#### Directions:
Copy each line that contains the string "omega".

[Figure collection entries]
^^^^

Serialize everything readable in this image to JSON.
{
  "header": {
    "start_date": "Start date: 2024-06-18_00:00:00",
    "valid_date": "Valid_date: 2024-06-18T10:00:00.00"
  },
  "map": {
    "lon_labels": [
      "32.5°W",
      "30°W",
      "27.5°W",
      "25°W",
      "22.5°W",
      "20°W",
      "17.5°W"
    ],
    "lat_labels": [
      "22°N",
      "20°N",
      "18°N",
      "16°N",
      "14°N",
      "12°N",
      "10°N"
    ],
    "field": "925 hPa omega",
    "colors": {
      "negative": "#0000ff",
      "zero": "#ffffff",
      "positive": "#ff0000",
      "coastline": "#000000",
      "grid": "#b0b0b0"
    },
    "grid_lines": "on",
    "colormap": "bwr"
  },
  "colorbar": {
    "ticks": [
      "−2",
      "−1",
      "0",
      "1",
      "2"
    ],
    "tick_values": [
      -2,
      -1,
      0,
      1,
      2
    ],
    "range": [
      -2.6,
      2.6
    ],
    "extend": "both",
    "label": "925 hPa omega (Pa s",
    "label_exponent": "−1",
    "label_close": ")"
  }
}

^^^^

#### Worked solution:
    "field": "925 hPa omega",
    "label": "925 hPa omega (Pa s",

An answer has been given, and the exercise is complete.